## Exercise:
Reproduce all entries precisely, down to the last character.

## Data shown:
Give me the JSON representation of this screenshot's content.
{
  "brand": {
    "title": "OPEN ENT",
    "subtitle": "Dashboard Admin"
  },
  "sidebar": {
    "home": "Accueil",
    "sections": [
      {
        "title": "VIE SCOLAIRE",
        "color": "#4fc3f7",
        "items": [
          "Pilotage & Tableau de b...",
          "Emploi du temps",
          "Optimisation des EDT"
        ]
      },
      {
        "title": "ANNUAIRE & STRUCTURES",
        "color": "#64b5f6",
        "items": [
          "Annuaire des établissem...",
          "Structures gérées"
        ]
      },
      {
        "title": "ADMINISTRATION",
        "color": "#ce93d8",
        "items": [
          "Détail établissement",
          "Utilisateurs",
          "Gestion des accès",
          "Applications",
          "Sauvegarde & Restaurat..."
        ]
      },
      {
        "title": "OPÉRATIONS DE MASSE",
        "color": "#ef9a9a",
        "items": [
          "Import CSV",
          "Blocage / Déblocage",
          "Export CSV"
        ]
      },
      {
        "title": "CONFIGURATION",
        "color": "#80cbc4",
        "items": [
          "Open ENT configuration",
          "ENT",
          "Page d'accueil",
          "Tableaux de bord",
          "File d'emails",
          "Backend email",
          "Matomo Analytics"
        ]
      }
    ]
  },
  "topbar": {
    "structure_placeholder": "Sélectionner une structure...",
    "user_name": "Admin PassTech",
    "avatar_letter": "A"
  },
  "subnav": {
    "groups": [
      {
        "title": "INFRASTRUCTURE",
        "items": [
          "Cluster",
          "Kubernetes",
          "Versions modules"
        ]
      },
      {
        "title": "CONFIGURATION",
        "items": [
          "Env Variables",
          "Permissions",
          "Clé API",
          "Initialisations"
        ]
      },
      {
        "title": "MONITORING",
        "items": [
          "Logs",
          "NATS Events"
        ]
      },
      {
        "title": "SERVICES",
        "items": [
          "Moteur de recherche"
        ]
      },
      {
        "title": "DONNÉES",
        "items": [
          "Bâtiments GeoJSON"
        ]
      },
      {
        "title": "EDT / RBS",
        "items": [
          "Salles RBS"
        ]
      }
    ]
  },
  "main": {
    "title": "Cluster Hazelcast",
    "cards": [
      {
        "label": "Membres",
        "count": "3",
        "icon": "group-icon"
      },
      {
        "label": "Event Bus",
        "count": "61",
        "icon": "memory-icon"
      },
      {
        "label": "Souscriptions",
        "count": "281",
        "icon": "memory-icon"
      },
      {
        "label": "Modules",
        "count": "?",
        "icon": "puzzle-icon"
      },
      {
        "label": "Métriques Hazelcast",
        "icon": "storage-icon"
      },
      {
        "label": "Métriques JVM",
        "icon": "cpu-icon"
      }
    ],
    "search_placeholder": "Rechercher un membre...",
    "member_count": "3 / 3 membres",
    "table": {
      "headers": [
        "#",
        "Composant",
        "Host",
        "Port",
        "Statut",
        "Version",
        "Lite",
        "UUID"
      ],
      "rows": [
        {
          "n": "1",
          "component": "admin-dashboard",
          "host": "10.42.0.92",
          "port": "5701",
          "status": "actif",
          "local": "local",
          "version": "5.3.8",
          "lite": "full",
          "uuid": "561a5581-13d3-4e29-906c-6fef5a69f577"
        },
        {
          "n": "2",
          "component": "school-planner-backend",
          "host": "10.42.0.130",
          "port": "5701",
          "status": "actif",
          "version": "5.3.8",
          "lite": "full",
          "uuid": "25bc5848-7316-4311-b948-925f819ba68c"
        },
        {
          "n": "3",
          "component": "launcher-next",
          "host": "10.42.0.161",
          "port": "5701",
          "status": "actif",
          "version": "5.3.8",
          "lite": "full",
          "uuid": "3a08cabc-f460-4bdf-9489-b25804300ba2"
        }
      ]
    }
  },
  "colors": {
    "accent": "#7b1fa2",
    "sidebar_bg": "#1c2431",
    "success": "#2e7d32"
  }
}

## Reply to the exercise:
Give me the JSON representation of this screenshot's content.
{
  "brand": {
    "title": "OPEN ENT",
    "subtitle": "Dashboard Admin"
  },
  "sidebar": {
    "home": "Accueil",
    "sections": [
      {
        "title": "VIE SCOLAIRE",
        "color": "#4fc3f7",
        "items": [
          "Pilotage & Tableau de b...",
          "Emploi du temps",
          "Optimisation des EDT"
        ]
      },
      {
        "title": "ANNUAIRE & STRUCTURES",
        "color": "#64b5f6",
        "items": [
          "Annuaire des établissem...",
          "Structures gérées"
        ]
      },
      {
        "title": "ADMINISTRATION",
        "color": "#ce93d8",
        "items": [
          "Détail établissement",
          "Utilisateurs",
          "Gestion des accès",
          "Applications",
          "Sauvegarde & Restaurat..."
        ]
      },
      {
        "title": "OPÉRATIONS DE MASSE",
        "color": "#ef9a9a",
        "items": [
          "Import CSV",
          "Blocage / Déblocage",
          "Export CSV"
        ]
      },
      {
        "title": "CONFIGURATION",
        "color": "#80cbc4",
        "items": [
          "Open ENT configuration",
          "ENT",
          "Page d'accueil",
          "Tableaux de bord",
          "File d'emails",
          "Backend email",
          "Matomo Analytics"
        ]
      }
    ]
  },
  "topbar": {
    "structure_placeholder": "Sélectionner une structure...",
    "user_name": "Admin PassTech",
    "avatar_letter": "A"
  },
  "subnav": {
    "groups": [
      {
        "title": "INFRASTRUCTURE",
        "items": [
          "Cluster",
          "Kubernetes",
          "Versions modules"
        ]
      },
      {
        "title": "CONFIGURATION",
        "items": [
          "Env Variables",
          "Permissions",
          "Clé API",
          "Initialisations"
        ]
      },
      {
        "title": "MONITORING",
        "items": [
          "Logs",
          "NATS Events"
        ]
      },
      {
        "title": "SERVICES",
        "items": [
          "Moteur de recherche"
        ]
      },
      {
        "title": "DONNÉES",
        "items": [
          "Bâtiments GeoJSON"
        ]
      },
      {
        "title": "EDT / RBS",
        "items": [
          "Salles RBS"
        ]
      }
    ]
  },
  "main": {
    "title": "Cluster Hazelcast",
    "cards": [
      {
        "label": "Membres",
        "count": "3",
        "icon": "group-icon"
      },
      {
        "label": "Event Bus",
        "count": "61",
        "icon": "memory-icon"
      },
      {
        "label": "Souscriptions",
        "count": "281",
        "icon": "memory-icon"
      },
      {
        "label": "Modules",
        "count": "?",
        "icon": "puzzle-icon"
      },
      {
        "label": "Métriques Hazelcast",
        "icon": "storage-icon"
      },
      {
        "label": "Métriques JVM",
        "icon": "cpu-icon"
      }
    ],
    "search_placeholder": "Rechercher un membre...",
    "member_count": "3 / 3 membres",
    "table": {
      "headers": [
        "#",
        "Composant",
        "Host",
        "Port",
        "Statut",
        "Version",
        "Lite",
        "UUID"
      ],
      "rows": [
        {
          "n": "1",
          "component": "admin-dashboard",
          "host": "10.42.0.92",
          "port": "5701",
          "status": "actif",
          "local": "local",
          "version": "5.3.8",
          "lite": "full",
          "uuid": "561a5581-13d3-4e29-906c-6fef5a69f577"
        },
        {
          "n": "2",
          "component": "school-planner-backend",
          "host": "10.42.0.130",
          "port": "5701",
          "status": "actif",
          "version": "5.3.8",
          "lite": "full",
          "uuid": "25bc5848-7316-4311-b948-925f819ba68c"
        },
        {
          "n": "3",
          "component": "launcher-next",
          "host": "10.42.0.161",
          "port": "5701",
          "status": "actif",
          "version": "5.3.8",
          "lite": "full",
          "uuid": "3a08cabc-f460-4bdf-9489-b25804300ba2"
        }
      ]
    }
  },
  "colors": {
    "accent": "#7b1fa2",
    "sidebar_bg": "#1c2431",
    "success": "#2e7d32"
  }
}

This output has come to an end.